How many lines in this data contain the string "gusta"? Reply with the number only.

RECORDS SUPPLIED =
————————
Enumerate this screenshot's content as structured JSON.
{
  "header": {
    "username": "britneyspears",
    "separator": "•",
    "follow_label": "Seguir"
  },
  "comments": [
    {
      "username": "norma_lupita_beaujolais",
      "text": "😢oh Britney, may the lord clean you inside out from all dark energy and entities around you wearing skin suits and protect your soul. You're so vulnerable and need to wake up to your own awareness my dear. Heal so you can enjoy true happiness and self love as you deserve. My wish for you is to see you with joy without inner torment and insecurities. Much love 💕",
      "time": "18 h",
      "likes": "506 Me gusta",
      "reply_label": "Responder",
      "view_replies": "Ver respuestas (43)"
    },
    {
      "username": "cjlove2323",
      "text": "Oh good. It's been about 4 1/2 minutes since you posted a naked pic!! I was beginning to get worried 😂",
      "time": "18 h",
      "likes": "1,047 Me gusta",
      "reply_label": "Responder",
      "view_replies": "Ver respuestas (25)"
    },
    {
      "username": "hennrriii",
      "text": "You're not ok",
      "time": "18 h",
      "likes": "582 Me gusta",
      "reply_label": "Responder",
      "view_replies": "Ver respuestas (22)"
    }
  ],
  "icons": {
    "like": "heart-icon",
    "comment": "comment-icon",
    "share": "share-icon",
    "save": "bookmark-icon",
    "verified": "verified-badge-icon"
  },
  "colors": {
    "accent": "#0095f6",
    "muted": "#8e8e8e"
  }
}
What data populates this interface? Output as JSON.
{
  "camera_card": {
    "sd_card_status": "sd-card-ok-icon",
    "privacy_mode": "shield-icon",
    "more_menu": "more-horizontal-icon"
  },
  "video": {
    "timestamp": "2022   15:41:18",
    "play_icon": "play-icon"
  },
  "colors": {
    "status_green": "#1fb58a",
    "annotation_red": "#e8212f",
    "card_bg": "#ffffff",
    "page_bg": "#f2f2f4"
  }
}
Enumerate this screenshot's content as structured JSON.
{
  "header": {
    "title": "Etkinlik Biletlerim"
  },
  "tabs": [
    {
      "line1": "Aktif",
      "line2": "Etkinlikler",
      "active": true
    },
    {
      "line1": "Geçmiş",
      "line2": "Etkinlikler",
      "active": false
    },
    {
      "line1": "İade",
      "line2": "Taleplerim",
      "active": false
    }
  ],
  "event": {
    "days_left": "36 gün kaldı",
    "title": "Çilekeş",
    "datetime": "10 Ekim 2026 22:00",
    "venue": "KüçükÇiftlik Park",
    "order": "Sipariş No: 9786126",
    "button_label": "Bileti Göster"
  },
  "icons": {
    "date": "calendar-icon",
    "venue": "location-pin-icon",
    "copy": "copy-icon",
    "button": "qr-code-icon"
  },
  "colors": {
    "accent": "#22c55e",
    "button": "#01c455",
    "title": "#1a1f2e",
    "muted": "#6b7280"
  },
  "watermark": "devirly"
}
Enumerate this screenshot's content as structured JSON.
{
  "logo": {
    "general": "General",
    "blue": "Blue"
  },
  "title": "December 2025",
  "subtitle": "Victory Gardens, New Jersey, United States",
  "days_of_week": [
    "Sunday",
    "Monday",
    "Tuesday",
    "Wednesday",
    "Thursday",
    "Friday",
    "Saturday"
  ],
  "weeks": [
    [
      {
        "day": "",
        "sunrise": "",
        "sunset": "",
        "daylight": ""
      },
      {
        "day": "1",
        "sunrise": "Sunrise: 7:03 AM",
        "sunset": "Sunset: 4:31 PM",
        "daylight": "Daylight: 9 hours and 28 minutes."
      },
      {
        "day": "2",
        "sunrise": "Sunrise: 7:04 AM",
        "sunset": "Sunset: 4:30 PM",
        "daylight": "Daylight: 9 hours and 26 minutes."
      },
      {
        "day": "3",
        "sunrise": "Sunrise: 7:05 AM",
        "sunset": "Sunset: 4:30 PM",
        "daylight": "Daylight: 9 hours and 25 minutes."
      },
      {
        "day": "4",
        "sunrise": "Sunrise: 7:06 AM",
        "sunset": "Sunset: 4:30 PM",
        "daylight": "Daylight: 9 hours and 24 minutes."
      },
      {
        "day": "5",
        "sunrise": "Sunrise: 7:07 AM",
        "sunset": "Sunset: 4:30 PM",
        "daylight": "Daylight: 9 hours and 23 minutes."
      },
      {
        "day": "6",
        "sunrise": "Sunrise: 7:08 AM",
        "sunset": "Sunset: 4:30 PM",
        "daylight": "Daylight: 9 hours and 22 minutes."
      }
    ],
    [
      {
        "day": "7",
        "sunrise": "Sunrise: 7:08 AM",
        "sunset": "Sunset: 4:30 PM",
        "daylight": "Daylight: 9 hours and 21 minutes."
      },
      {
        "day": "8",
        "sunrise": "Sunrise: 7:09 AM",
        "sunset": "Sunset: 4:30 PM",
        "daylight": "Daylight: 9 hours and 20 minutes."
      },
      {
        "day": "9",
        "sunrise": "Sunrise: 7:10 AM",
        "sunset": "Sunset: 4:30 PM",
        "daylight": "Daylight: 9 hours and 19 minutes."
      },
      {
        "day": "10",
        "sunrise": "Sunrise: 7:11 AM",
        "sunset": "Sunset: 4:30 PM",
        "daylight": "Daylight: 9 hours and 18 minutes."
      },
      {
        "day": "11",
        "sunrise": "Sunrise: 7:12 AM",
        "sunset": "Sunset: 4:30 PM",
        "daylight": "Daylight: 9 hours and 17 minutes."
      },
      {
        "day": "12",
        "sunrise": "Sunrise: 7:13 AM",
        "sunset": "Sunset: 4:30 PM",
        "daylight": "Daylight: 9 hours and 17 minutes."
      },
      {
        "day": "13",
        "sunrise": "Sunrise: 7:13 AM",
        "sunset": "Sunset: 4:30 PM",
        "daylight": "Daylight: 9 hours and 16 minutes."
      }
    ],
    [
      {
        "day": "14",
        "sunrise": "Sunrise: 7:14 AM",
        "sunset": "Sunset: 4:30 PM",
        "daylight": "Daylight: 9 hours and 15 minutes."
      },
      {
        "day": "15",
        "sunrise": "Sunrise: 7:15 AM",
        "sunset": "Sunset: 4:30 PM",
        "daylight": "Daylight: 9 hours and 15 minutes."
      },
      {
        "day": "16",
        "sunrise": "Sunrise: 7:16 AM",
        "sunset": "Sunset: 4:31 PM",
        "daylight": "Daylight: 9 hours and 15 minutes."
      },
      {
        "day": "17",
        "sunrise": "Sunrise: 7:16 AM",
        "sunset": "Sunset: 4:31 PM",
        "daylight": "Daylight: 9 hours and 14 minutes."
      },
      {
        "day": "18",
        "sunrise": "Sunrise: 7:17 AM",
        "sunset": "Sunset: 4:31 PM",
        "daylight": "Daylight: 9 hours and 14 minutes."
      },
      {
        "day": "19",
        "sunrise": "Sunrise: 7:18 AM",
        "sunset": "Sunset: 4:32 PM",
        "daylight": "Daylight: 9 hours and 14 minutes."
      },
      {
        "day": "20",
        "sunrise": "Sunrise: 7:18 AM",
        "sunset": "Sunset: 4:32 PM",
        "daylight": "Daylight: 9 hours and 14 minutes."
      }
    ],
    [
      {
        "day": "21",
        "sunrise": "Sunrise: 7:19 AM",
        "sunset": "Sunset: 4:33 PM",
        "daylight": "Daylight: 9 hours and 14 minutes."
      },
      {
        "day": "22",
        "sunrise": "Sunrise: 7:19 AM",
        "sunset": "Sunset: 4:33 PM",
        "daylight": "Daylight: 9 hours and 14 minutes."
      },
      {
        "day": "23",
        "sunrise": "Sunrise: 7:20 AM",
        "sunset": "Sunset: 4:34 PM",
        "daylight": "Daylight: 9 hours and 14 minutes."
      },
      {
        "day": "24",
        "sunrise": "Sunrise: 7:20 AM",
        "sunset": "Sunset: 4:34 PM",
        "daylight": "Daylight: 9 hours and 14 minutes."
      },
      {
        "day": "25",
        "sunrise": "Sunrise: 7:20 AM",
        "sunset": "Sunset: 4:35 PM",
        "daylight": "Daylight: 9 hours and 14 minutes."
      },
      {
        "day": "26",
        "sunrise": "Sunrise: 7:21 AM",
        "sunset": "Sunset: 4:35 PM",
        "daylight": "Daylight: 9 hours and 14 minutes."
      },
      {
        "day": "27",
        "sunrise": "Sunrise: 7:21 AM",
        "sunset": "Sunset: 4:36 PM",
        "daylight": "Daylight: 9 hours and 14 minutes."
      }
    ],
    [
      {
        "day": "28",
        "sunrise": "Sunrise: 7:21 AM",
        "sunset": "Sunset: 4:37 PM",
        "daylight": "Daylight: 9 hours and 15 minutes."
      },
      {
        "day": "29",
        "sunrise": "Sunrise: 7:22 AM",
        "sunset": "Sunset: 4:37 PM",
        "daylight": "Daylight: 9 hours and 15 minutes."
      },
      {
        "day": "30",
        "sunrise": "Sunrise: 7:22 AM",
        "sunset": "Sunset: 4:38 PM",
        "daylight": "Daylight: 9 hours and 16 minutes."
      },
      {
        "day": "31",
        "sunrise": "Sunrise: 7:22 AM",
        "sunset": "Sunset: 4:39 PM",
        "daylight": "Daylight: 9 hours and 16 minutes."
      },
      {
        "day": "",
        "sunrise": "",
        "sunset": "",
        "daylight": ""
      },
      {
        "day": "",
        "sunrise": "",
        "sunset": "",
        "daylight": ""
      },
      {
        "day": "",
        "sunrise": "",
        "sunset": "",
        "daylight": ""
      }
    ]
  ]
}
————————
TASK RESULT =
3